-- DIRECTIONS FOR THIS TASK --
Repeat exactly each line of the data provided below.

-- SUPPLIED RECORDS --
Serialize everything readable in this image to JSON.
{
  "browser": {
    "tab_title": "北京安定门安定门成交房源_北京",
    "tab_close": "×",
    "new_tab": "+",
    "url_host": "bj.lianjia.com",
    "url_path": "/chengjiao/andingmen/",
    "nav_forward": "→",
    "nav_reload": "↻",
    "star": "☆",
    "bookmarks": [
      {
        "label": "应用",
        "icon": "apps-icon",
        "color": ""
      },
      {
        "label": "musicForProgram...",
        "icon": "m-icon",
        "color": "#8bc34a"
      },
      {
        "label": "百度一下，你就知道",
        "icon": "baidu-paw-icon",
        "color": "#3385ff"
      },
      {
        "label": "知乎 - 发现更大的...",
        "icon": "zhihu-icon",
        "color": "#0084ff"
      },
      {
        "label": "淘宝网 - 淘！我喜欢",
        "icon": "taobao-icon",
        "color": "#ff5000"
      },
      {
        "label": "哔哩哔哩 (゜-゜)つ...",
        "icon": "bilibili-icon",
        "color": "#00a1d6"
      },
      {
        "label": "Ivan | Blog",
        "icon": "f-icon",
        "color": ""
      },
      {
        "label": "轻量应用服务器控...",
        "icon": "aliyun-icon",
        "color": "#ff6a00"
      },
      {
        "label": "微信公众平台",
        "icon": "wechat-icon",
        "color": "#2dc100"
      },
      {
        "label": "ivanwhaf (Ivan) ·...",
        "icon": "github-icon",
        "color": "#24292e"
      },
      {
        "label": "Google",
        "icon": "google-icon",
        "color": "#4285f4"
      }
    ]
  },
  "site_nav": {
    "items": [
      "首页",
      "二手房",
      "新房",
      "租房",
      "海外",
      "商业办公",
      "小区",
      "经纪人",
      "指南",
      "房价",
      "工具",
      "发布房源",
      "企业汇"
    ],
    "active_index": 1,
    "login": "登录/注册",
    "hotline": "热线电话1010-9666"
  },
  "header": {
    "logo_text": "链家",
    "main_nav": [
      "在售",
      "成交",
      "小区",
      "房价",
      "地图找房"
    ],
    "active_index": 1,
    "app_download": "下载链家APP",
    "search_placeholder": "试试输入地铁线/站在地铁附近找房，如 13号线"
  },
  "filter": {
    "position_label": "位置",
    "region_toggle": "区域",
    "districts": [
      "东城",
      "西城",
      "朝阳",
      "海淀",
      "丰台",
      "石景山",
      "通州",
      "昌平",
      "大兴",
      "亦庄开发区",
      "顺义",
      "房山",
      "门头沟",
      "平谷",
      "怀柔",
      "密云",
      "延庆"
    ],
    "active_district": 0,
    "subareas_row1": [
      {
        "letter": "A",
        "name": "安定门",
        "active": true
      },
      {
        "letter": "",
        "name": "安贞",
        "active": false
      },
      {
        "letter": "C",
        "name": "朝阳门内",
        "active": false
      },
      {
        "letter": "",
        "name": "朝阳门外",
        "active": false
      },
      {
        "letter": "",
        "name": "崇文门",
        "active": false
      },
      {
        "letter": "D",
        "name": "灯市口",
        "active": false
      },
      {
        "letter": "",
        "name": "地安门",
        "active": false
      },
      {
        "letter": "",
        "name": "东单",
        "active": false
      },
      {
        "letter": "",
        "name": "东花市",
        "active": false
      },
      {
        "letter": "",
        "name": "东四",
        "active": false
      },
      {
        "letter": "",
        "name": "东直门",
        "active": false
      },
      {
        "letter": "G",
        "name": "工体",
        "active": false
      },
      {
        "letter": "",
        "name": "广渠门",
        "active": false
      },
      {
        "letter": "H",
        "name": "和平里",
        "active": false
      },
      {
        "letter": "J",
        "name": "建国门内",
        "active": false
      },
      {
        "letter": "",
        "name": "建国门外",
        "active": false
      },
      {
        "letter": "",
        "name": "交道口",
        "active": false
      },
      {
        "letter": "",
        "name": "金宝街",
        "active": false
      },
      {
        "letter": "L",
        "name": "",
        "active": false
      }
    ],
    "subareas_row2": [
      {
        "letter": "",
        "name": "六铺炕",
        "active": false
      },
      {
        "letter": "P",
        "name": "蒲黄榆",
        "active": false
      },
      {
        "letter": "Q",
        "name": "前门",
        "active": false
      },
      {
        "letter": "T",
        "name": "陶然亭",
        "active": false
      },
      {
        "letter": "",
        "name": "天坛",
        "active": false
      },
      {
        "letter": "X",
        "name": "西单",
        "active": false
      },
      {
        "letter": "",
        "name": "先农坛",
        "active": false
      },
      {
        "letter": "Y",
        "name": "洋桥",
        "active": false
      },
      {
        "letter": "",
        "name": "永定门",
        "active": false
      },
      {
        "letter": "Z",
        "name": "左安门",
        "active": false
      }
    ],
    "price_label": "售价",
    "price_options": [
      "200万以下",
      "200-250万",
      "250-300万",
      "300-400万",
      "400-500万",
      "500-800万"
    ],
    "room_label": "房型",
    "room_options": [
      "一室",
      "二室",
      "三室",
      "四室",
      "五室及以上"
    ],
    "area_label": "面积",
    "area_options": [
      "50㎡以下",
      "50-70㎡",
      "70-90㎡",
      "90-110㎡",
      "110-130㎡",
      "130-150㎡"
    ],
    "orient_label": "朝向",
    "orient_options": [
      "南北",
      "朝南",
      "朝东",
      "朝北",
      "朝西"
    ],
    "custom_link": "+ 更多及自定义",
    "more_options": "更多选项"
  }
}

-- RIGHT ANSWER --
Serialize everything readable in this image to JSON.
{
  "browser": {
    "tab_title": "北京安定门安定门成交房源_北京",
    "tab_close": "×",
    "new_tab": "+",
    "url_host": "bj.lianjia.com",
    "url_path": "/chengjiao/andingmen/",
    "nav_forward": "→",
    "nav_reload": "↻",
    "star": "☆",
    "bookmarks": [
      {
        "label": "应用",
        "icon": "apps-icon",
        "color": ""
      },
      {
        "label": "musicForProgram...",
        "icon": "m-icon",
        "color": "#8bc34a"
      },
      {
        "label": "百度一下，你就知道",
        "icon": "baidu-paw-icon",
        "color": "#3385ff"
      },
      {
        "label": "知乎 - 发现更大的...",
        "icon": "zhihu-icon",
        "color": "#0084ff"
      },
      {
        "label": "淘宝网 - 淘！我喜欢",
        "icon": "taobao-icon",
        "color": "#ff5000"
      },
      {
        "label": "哔哩哔哩 (゜-゜)つ...",
        "icon": "bilibili-icon",
        "color": "#00a1d6"
      },
      {
        "label": "Ivan | Blog",
        "icon": "f-icon",
        "color": ""
      },
      {
        "label": "轻量应用服务器控...",
        "icon": "aliyun-icon",
        "color": "#ff6a00"
      },
      {
        "label": "微信公众平台",
        "icon": "wechat-icon",
        "color": "#2dc100"
      },
      {
        "label": "ivanwhaf (Ivan) ·...",
        "icon": "github-icon",
        "color": "#24292e"
      },
      {
        "label": "Google",
        "icon": "google-icon",
        "color": "#4285f4"
      }
    ]
  },
  "site_nav": {
    "items": [
      "首页",
      "二手房",
      "新房",
      "租房",
      "海外",
      "商业办公",
      "小区",
      "经纪人",
      "指南",
      "房价",
      "工具",
      "发布房源",
      "企业汇"
    ],
    "active_index": 1,
    "login": "登录/注册",
    "hotline": "热线电话1010-9666"
  },
  "header": {
    "logo_text": "链家",
    "main_nav": [
      "在售",
      "成交",
      "小区",
      "房价",
      "地图找房"
    ],
    "active_index": 1,
    "app_download": "下载链家APP",
    "search_placeholder": "试试输入地铁线/站在地铁附近找房，如 13号线"
  },
  "filter": {
    "position_label": "位置",
    "region_toggle": "区域",
    "districts": [
      "东城",
      "西城",
      "朝阳",
      "海淀",
      "丰台",
      "石景山",
      "通州",
      "昌平",
      "大兴",
      "亦庄开发区",
      "顺义",
      "房山",
      "门头沟",
      "平谷",
      "怀柔",
      "密云",
      "延庆"
    ],
    "active_district": 0,
    "subareas_row1": [
      {
        "letter": "A",
        "name": "安定门",
        "active": true
      },
      {
        "letter": "",
        "name": "安贞",
        "active": false
      },
      {
        "letter": "C",
        "name": "朝阳门内",
        "active": false
      },
      {
        "letter": "",
        "name": "朝阳门外",
        "active": false
      },
      {
        "letter": "",
        "name": "崇文门",
        "active": false
      },
      {
        "letter": "D",
        "name": "灯市口",
        "active": false
      },
      {
        "letter": "",
        "name": "地安门",
        "active": false
      },
      {
        "letter": "",
        "name": "东单",
        "active": false
      },
      {
        "letter": "",
        "name": "东花市",
        "active": false
      },
      {
        "letter": "",
        "name": "东四",
        "active": false
      },
      {
        "letter": "",
        "name": "东直门",
        "active": false
      },
      {
        "letter": "G",
        "name": "工体",
        "active": false
      },
      {
        "letter": "",
        "name": "广渠门",
        "active": false
      },
      {
        "letter": "H",
        "name": "和平里",
        "active": false
      },
      {
        "letter": "J",
        "name": "建国门内",
        "active": false
      },
      {
        "letter": "",
        "name": "建国门外",
        "active": false
      },
      {
        "letter": "",
        "name": "交道口",
        "active": false
      },
      {
        "letter": "",
        "name": "金宝街",
        "active": false
      },
      {
        "letter": "L",
        "name": "",
        "active": false
      }
    ],
    "subareas_row2": [
      {
        "letter": "",
        "name": "六铺炕",
        "active": false
      },
      {
        "letter": "P",
        "name": "蒲黄榆",
        "active": false
      },
      {
        "letter": "Q",
        "name": "前门",
        "active": false
      },
      {
        "letter": "T",
        "name": "陶然亭",
        "active": false
      },
      {
        "letter": "",
        "name": "天坛",
        "active": false
      },
      {
        "letter": "X",
        "name": "西单",
        "active": false
      },
      {
        "letter": "",
        "name": "先农坛",
        "active": false
      },
      {
        "letter": "Y",
        "name": "洋桥",
        "active": false
      },
      {
        "letter": "",
        "name": "永定门",
        "active": false
      },
      {
        "letter": "Z",
        "name": "左安门",
        "active": false
      }
    ],
    "price_label": "售价",
    "price_options": [
      "200万以下",
      "200-250万",
      "250-300万",
      "300-400万",
      "400-500万",
      "500-800万"
    ],
    "room_label": "房型",
    "room_options": [
      "一室",
      "二室",
      "三室",
      "四室",
      "五室及以上"
    ],
    "area_label": "面积",
    "area_options": [
      "50㎡以下",
      "50-70㎡",
      "70-90㎡",
      "90-110㎡",
      "110-130㎡",
      "130-150㎡"
    ],
    "orient_label": "朝向",
    "orient_options": [
      "南北",
      "朝南",
      "朝东",
      "朝北",
      "朝西"
    ],
    "custom_link": "+ 更多及自定义",
    "more_options": "更多选项"
  }
}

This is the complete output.